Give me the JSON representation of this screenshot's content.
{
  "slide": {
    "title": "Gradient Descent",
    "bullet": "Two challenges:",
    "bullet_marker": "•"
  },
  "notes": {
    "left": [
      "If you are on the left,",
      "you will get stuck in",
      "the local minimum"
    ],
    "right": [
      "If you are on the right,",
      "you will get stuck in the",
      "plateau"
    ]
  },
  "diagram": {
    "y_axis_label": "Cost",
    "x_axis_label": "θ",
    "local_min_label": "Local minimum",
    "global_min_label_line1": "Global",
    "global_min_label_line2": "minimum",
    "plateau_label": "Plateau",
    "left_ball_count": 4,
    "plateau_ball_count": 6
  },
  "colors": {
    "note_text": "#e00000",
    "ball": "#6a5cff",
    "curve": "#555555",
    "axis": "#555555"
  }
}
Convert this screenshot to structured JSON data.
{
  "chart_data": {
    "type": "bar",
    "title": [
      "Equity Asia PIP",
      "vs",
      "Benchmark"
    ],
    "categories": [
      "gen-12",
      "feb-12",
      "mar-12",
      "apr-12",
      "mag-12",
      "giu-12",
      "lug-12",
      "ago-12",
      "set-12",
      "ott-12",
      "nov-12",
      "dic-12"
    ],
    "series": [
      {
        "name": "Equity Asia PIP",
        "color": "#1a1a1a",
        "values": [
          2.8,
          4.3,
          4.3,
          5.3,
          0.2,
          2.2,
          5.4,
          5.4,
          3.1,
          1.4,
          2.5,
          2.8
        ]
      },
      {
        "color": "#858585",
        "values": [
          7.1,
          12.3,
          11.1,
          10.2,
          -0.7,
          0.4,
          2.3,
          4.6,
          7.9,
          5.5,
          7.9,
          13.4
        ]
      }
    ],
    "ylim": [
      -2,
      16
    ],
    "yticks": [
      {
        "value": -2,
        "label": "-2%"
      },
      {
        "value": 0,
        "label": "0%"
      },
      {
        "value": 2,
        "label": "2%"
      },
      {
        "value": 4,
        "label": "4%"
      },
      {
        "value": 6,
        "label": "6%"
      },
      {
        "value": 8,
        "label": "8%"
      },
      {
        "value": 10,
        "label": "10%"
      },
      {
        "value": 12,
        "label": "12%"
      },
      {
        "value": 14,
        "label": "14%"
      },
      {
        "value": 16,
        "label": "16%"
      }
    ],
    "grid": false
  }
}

Goal of the exercise: Reproduce the entire listing word for word.

Correct response:
Give me the JSON representation of this screenshot's content.
{
  "slide": {
    "title": "Gradient Descent",
    "bullet": "Two challenges:",
    "bullet_marker": "•"
  },
  "notes": {
    "left": [
      "If you are on the left,",
      "you will get stuck in",
      "the local minimum"
    ],
    "right": [
      "If you are on the right,",
      "you will get stuck in the",
      "plateau"
    ]
  },
  "diagram": {
    "y_axis_label": "Cost",
    "x_axis_label": "θ",
    "local_min_label": "Local minimum",
    "global_min_label_line1": "Global",
    "global_min_label_line2": "minimum",
    "plateau_label": "Plateau",
    "left_ball_count": 4,
    "plateau_ball_count": 6
  },
  "colors": {
    "note_text": "#e00000",
    "ball": "#6a5cff",
    "curve": "#555555",
    "axis": "#555555"
  }
}
Convert this screenshot to structured JSON data.
{
  "chart_data": {
    "type": "bar",
    "title": [
      "Equity Asia PIP",
      "vs",
      "Benchmark"
    ],
    "categories": [
      "gen-12",
      "feb-12",
      "mar-12",
      "apr-12",
      "mag-12",
      "giu-12",
      "lug-12",
      "ago-12",
      "set-12",
      "ott-12",
      "nov-12",
      "dic-12"
    ],
    "series": [
      {
        "name": "Equity Asia PIP",
        "color": "#1a1a1a",
        "values": [
          2.8,
          4.3,
          4.3,
          5.3,
          0.2,
          2.2,
          5.4,
          5.4,
          3.1,
          1.4,
          2.5,
          2.8
        ]
      },
      {
        "color": "#858585",
        "values": [
          7.1,
          12.3,
          11.1,
          10.2,
          -0.7,
          0.4,
          2.3,
          4.6,
          7.9,
          5.5,
          7.9,
          13.4
        ]
      }
    ],
    "ylim": [
      -2,
      16
    ],
    "yticks": [
      {
        "value": -2,
        "label": "-2%"
      },
      {
        "value": 0,
        "label": "0%"
      },
      {
        "value": 2,
        "label": "2%"
      },
      {
        "value": 4,
        "label": "4%"
      },
      {
        "value": 6,
        "label": "6%"
      },
      {
        "value": 8,
        "label": "8%"
      },
      {
        "value": 10,
        "label": "10%"
      },
      {
        "value": 12,
        "label": "12%"
      },
      {
        "value": 14,
        "label": "14%"
      },
      {
        "value": 16,
        "label": "16%"
      }
    ],
    "grid": false
  }
}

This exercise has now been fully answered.